*Exercise directions*. Format the lines from the line containing "serial-plug-icon [489,44,521,76]" through the line containing "session-type-label: Telnet [92,82,134,96]", both included, as a Markdown table with the columns Row and Line. Number each line in the Row column and leave out any blank lines.

---------- Dataset records ----------

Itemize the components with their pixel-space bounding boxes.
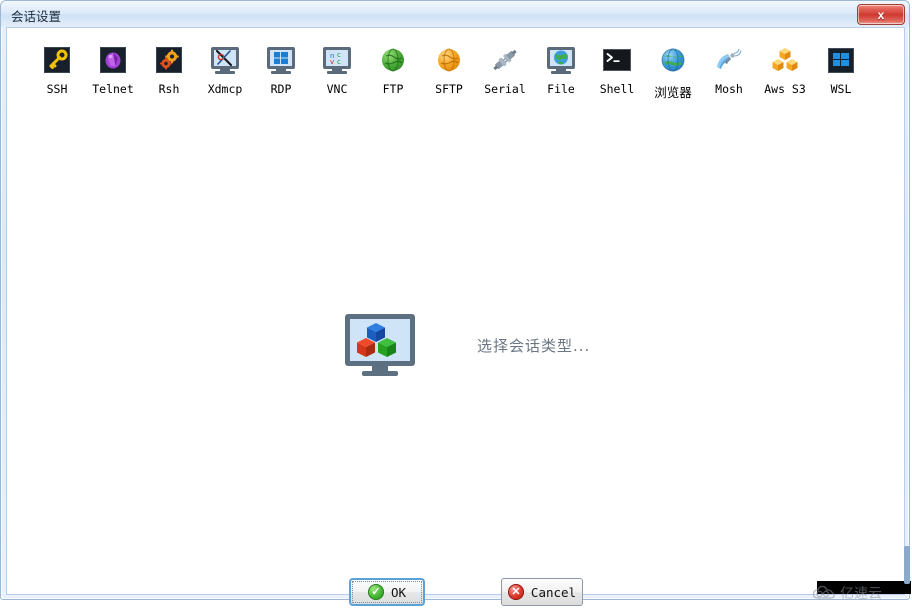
serial-plug-icon [489,44,521,76]
svg-text:v: v [330,58,334,66]
xdmcp-monitor-x-icon [209,44,241,76]
mosh-satellite-icon [713,44,745,76]
close-icon: x [877,7,885,22]
session-type-label: Aws S3 [764,82,806,96]
screen: 会话设置 x SSH Telnet Rsh Xdmcp RDP n c v c … [0,0,912,615]
session-type-label: Telnet [92,82,134,96]
session-type-aws-s3[interactable]: Aws S3 [757,44,813,96]
session-type-sftp[interactable]: SFTP [421,44,477,96]
session-type-label: FTP [382,82,404,96]
vnc-monitor-icon: n c v c [321,44,353,76]
session-type-label: Xdmcp [207,82,243,96]
cloud-logo-icon [812,585,835,599]
session-type-file[interactable]: File [533,44,589,96]
monitor-cubes-icon [345,314,415,376]
ssh-key-icon [41,44,73,76]
close-button[interactable]: x [857,4,905,25]
rsh-gears-icon [153,44,185,76]
telnet-crystal-icon [97,44,129,76]
x-circle-icon: ✕ [507,584,524,600]
session-type-label: VNC [326,82,348,96]
session-type-rsh[interactable]: Rsh [141,44,197,96]
watermark-text: 亿速云 [840,586,882,602]
session-type-label: WSL [830,82,852,96]
file-monitor-globe-icon [545,44,577,76]
session-type-toolbar: SSH Telnet Rsh Xdmcp RDP n c v c VNC FTP… [7,44,904,114]
focus-indicator [352,581,422,603]
session-type-mosh[interactable]: Mosh [701,44,757,96]
svg-text:c: c [337,58,341,66]
session-type-xdmcp[interactable]: Xdmcp [197,44,253,96]
session-type-label: Rsh [158,82,180,96]
session-type-label: RDP [270,82,292,96]
window-scrollbar-thumb[interactable] [904,546,910,584]
session-type-label: SFTP [435,82,463,96]
session-type-serial[interactable]: Serial [477,44,533,96]
session-type-wsl[interactable]: WSL [813,44,869,96]
session-type-label: Serial [484,82,526,96]
session-type-label: 浏览器 [654,85,692,100]
title-bar: 会话设置 x [1,1,909,27]
ftp-green-globe-icon [377,44,409,76]
watermark: 亿速云 [812,583,882,603]
sftp-orange-globe-icon [433,44,465,76]
placeholder-text: 选择会话类型... [477,336,591,355]
session-type-shell[interactable]: Shell [589,44,645,96]
client-area: SSH Telnet Rsh Xdmcp RDP n c v c VNC FTP… [6,27,911,606]
session-type-browser[interactable]: 浏览器 [645,44,701,101]
session-type-label: File [547,82,575,96]
session-type-label: Shell [599,82,635,96]
session-type-label: SSH [46,82,68,96]
session-type-ssh[interactable]: SSH [29,44,85,96]
ok-button[interactable]: ✓ OK [349,578,425,606]
session-settings-window: 会话设置 x SSH Telnet Rsh Xdmcp RDP n c v c … [0,0,911,606]
session-type-placeholder: 选择会话类型... [345,314,590,376]
window-title: 会话设置 [11,9,62,24]
wsl-windows-icon [825,44,857,76]
aws-s3-cubes-icon [769,44,801,76]
cancel-button-label: Cancel [530,584,577,600]
shell-terminal-icon [601,44,633,76]
session-type-vnc[interactable]: n c v c VNC [309,44,365,96]
session-type-rdp[interactable]: RDP [253,44,309,96]
session-type-label: Mosh [715,82,743,96]
session-type-ftp[interactable]: FTP [365,44,421,96]
rdp-monitor-windows-icon [265,44,297,76]
browser-globe-icon [657,44,689,76]
session-type-telnet[interactable]: Telnet [85,44,141,96]
cancel-button[interactable]: ✕ Cancel [501,578,583,606]
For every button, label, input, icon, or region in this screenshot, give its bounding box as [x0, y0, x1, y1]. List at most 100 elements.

----------

*Output for this exercise*.
| Row | Line |
|---|---|
| 1 | serial-plug-icon [489,44,521,76] |
| 2 | svg-text:v: v [330,58,334,66] |
| 3 | xdmcp-monitor-x-icon [209,44,241,76] |
| 4 | mosh-satellite-icon [713,44,745,76] |
| 5 | close-icon: x [877,7,885,22] |
| 6 | session-type-label: Aws S3 [764,82,806,96] |
| 7 | screen: 会话设置 x SSH Telnet Rsh Xdmcp RDP n c v c … [0,0,912,615] |
| 8 | session-type-label: Telnet [92,82,134,96] |